START Passage to read
Dayna Ash (داينا آش) is a Lebanese cultural and social activist, feminist, playwright, performance poet, and the Founder & Executive Director of the non-profit arts organization, Haven for Artists based in Beirut, Lebanon. She was named one of the BBC's 100 Women for 2019, and received the 2020 Woman of Distinction award from NGO Committee on the Status of Women, New York NGO/CSW/NY.

Ash was born in Lebanon but raised in the United States. She lived in California for sixteen years before moving to Beirut.

== Poetry ==

Ash began her career in the arts as a spoken word poet. In a response to one of Ash's spoken word pieces, Carolin Dylla described her as "the very real, unpretentious, tattooed incarnation of art’s most genuine capacities: to create beauty from anger and despair, and to explore ways to create meaning where rational explanation fails." Her poem "Lullaby" was published online in Riwayya: A Space of Collision in 2015.

== Haven for Artists ==
Ash founded Haven For Artists in 2010. She currently serves as its executive director. Haven For Artists is a non-profit in the Mar Mikhaël neighborhood of Beirut, which provides space for underground artists. It received official status as a non-governmental organization in 2017.
END Passage to read
- Brief 1
Retype the part of the Dayna Ash biography that opens with the words containing "Dayna Ash (داينا" and closes with "New York NGO/CSW/NY.".
- Brief 2
According to the Dayna Ash biography, in what year did Haven For Artists receive official status as a non-governmental organization?
START Information shown
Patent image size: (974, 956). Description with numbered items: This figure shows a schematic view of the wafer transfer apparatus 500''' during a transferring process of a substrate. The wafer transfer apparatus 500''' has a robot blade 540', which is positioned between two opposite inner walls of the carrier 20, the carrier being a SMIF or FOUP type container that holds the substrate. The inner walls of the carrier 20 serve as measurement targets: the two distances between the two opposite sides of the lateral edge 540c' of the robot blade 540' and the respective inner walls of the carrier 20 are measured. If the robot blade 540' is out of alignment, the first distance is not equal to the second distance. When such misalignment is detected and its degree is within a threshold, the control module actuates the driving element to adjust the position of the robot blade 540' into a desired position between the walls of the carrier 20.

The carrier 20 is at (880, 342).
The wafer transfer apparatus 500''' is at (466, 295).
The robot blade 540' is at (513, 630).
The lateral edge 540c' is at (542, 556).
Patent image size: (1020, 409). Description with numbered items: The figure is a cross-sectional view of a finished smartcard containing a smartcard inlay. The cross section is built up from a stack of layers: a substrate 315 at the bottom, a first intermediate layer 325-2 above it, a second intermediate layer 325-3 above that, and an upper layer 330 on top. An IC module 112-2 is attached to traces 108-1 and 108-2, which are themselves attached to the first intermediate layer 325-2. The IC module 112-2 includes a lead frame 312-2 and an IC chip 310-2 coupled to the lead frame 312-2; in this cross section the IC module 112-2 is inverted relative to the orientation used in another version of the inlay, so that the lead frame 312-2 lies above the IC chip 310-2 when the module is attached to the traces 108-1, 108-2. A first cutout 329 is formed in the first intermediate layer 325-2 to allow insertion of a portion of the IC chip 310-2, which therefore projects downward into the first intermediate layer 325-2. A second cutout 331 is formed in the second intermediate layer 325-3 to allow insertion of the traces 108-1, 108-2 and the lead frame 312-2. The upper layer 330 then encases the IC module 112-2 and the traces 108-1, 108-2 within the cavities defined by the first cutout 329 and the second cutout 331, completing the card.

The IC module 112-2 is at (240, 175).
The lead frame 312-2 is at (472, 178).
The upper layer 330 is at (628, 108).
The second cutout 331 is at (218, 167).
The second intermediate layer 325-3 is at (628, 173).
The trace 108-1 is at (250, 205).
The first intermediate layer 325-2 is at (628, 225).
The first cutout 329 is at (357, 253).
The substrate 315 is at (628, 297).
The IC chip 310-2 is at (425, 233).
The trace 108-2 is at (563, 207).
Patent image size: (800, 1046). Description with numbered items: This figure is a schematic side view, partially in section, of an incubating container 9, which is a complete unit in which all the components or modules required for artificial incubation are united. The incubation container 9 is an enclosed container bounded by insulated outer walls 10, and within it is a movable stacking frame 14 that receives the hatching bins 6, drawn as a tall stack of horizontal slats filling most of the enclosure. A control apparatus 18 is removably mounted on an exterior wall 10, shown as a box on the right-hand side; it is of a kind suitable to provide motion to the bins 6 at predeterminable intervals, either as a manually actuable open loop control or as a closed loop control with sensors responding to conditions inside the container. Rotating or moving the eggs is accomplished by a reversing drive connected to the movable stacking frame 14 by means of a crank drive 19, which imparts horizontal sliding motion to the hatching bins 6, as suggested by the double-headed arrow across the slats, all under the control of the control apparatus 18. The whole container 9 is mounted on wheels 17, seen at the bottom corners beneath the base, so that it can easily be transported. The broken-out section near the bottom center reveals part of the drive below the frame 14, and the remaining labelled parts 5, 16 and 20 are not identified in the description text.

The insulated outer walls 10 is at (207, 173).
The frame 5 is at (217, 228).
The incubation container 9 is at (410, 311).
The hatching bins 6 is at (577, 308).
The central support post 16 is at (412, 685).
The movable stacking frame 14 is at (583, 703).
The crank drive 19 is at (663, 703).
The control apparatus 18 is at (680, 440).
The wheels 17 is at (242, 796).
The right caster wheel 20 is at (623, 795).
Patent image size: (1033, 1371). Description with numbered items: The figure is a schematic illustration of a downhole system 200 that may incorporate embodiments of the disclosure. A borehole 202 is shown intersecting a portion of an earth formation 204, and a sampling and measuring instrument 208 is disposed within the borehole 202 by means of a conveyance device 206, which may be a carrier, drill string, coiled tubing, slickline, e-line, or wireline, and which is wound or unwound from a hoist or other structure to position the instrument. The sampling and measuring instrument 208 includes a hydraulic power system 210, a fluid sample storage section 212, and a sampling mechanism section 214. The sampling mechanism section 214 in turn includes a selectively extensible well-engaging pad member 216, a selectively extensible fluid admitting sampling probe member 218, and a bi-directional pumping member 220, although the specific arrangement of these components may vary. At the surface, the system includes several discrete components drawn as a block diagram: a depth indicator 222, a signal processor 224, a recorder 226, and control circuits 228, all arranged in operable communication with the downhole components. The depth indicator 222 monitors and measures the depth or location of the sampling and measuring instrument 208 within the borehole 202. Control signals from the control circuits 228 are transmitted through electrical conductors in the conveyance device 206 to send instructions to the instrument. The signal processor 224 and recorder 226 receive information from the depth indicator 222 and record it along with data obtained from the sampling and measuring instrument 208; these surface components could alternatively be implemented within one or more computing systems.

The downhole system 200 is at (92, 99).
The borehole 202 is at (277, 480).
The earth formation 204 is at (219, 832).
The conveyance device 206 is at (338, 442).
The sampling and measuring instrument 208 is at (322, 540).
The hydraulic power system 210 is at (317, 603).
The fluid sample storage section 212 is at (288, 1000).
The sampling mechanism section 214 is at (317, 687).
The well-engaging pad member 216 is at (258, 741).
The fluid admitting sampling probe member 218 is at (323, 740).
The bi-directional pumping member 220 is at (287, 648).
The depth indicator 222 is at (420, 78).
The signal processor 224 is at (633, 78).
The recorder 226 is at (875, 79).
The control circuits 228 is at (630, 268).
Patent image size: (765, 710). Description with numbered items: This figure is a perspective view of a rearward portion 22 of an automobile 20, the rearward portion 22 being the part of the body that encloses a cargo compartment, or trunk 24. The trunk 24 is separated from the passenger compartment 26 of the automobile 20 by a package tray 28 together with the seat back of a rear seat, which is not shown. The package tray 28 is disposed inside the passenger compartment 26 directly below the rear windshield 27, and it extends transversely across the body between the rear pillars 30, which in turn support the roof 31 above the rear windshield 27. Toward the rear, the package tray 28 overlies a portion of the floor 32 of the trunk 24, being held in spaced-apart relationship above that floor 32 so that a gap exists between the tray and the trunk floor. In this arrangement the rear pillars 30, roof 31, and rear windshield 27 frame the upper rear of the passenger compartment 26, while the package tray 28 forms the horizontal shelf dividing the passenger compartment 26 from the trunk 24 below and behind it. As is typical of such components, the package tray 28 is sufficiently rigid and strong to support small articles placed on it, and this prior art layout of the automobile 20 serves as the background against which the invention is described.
END Information shown
- Task response 1
Dayna Ash (داينا آش) is a Lebanese cultural and social activist, feminist, playwright, performance poet, and the Founder & Executive Director of the non-profit arts organization, Haven for Artists based in Beirut, Lebanon. She was named one of the BBC's 100 Women for 2019, and received the 2020 Woman of Distinction award from NGO Committee on the Status of Women, New York NGO/CSW/NY.

- Task response 2
2017